** À faire **
**1.** Dans le texte sur la presse grand public, sur quoi les profanes s'appuient-ils pour tenter de comprendre le cœur du problème ?
**2.** Prolongez le texte sur la presse grand public à partir de sa dernière phrase, s'il vous plaît.

La presse grand public :
Alors que la controverse portant sur les CDS secoue les experts en les entraînant dans des batailles de chiffres que seuls les initiés peuvent comprendre, les profanes tentent de comprendre le cœur du problème en s’appuyant sur les informations fournies par la presse généraliste. Si elles sont le plus souvent exactes, ces informations semblent souvent incomplètes et les journalistes concernés survolent le débat en tentant d’expliquer en quelques colonnes un problème profondément complexe.

** Extraits de données **
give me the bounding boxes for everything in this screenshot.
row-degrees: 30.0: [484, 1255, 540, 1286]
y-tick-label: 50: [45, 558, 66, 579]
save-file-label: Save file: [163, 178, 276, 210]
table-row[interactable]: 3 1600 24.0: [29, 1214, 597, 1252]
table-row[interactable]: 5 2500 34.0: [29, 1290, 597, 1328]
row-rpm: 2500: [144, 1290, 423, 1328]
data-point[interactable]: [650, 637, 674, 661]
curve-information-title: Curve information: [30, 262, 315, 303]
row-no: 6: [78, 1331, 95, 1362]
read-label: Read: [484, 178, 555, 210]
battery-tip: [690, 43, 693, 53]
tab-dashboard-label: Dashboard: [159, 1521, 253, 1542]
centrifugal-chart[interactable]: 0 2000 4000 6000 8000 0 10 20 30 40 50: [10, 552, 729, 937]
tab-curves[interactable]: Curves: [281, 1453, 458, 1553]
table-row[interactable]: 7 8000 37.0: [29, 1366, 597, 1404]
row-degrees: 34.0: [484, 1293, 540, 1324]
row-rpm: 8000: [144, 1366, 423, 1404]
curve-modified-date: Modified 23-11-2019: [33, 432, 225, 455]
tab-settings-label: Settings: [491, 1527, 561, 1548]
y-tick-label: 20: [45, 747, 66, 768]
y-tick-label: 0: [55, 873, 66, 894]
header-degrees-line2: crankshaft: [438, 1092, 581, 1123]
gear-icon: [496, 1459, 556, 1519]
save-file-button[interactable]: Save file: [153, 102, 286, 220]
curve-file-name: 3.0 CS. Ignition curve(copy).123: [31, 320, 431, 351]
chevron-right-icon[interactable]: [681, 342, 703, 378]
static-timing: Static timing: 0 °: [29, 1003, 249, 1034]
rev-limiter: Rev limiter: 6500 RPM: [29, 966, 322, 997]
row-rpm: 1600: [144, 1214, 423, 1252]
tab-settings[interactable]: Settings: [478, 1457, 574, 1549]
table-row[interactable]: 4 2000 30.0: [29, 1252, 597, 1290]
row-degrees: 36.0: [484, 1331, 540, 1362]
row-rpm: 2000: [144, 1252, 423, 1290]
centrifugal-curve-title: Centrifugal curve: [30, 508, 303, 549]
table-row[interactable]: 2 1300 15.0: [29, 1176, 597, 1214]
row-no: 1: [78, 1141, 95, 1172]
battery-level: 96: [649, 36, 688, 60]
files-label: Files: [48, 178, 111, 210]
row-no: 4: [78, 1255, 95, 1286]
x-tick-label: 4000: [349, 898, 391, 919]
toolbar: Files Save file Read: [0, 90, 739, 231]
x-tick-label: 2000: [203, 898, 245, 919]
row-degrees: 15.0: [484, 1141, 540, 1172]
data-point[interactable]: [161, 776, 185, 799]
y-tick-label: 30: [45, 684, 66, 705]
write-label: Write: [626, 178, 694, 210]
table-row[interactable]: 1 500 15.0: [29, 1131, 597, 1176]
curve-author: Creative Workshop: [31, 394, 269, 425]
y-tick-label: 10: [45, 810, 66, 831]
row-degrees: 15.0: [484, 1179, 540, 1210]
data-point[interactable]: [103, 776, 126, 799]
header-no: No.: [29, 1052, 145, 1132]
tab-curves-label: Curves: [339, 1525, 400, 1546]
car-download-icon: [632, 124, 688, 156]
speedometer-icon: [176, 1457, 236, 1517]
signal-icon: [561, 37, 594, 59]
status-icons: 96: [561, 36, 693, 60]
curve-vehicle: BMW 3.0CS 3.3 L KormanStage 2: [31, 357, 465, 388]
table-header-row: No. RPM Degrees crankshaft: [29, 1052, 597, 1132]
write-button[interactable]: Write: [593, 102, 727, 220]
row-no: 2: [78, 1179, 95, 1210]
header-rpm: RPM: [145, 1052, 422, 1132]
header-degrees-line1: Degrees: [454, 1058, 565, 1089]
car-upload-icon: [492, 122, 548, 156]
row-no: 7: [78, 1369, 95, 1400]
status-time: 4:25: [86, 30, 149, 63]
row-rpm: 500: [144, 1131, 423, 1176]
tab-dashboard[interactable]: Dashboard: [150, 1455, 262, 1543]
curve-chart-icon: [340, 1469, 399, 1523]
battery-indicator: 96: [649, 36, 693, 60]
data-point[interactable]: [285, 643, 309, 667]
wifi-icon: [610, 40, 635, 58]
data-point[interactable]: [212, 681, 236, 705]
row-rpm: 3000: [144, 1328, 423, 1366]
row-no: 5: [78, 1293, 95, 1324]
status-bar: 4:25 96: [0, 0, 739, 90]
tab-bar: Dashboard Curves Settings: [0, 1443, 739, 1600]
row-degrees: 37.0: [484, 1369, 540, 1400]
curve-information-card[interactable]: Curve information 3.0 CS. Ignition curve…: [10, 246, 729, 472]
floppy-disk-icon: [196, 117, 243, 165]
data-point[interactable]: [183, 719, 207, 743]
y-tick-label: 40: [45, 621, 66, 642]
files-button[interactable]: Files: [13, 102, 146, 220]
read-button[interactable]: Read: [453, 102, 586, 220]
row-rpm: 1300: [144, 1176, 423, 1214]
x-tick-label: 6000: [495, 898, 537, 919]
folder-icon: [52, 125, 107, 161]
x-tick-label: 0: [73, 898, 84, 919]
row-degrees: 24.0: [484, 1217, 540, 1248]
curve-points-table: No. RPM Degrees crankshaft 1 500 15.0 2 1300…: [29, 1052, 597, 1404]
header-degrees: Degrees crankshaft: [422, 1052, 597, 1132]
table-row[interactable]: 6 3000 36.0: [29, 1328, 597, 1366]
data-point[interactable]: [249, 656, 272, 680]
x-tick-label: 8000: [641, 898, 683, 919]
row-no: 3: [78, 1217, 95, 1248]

** Corrigé des exercices **
**1.** Sur les informations fournies par la presse généraliste.

**2.**
L’article de presse classique traitant du sujet se contente de donner du CDS une définition d’assurance contre le défaut de remboursement d’un crédit (ce qui en soi et à la base est vrai) en oubliant pas de rappeler que derrière cette définition synthétique se cache un produit à la réalité plus complexe. Ceci n’est pas faux non plus, cependant on reste toujours dans cette atmosphère de mystère et d’hermétisme qui ajoutée à l’image négative que les institutions financières développent depuis plusieurs années feraient presque de ceux qui possède cette science de sombres sorciers qui, de leur bulle coupée de la société et de ses réalités contribueraient chaque jour au déséquilibrage de l’économie mondiale. Une fois la description passée on en vient immédiatement à l’aspect le plus noir de ces produits : leur possible usage spéculatif à travers ce qu’on appelle les CDS nu. L’intérêt du détenteur des CDS se trouvant alors dans la faillite de l’entité sous jacente. On trouve d’ailleurs implicitement dans ces articles le raisonnement largement considéré comme faux par les experts (mais qui parait logique) qu’une spéculation à la hausse sur le marché des CDS implique une hausse des spreads obligataires.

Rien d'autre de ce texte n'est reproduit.